## start
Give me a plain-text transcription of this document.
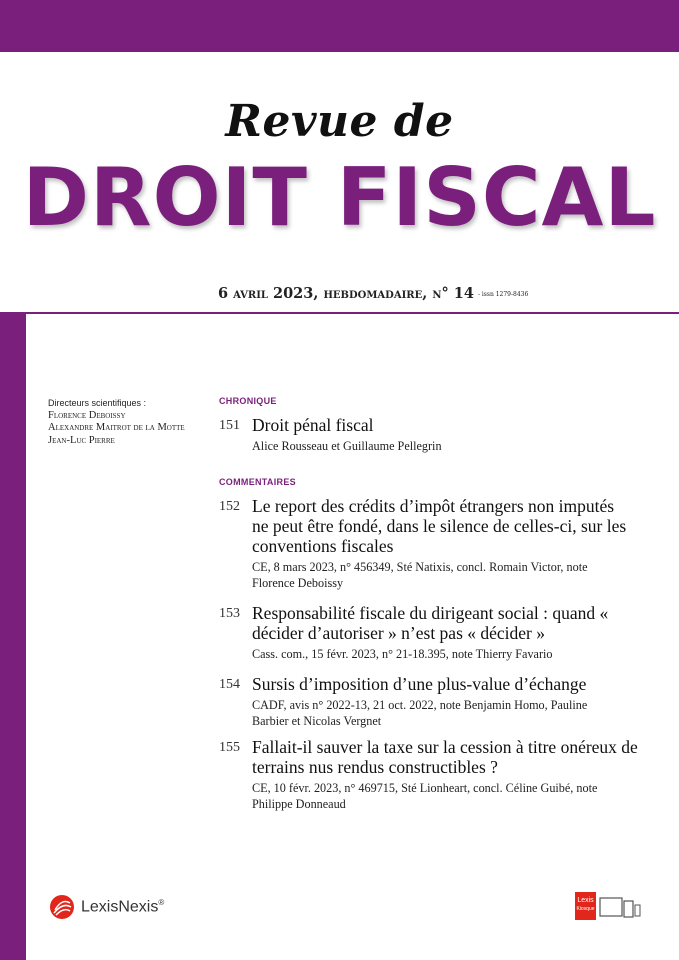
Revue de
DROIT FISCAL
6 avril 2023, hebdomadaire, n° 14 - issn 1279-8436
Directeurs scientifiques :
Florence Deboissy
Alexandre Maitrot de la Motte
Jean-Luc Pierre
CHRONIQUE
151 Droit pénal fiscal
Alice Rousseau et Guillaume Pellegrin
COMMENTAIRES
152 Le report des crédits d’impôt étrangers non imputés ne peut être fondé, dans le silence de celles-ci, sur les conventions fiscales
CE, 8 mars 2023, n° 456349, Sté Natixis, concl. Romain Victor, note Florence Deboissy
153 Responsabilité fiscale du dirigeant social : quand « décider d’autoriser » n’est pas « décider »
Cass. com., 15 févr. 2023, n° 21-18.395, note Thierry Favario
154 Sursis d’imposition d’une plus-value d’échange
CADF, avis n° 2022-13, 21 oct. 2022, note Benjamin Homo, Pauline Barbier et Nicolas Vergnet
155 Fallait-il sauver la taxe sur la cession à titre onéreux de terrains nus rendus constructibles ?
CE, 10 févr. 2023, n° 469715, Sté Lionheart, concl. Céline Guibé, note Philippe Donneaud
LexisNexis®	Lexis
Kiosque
## end
◆ Goal: Pull out every line holding "concl" from the records above, and copy it.

◆ Problem solution:
CE, 8 mars 2023, n° 456349, Sté Natixis, concl. Romain Victor, note Florence Deboissy
CE, 10 févr. 2023, n° 469715, Sté Lionheart, concl. Céline Guibé, note Philippe Donneaud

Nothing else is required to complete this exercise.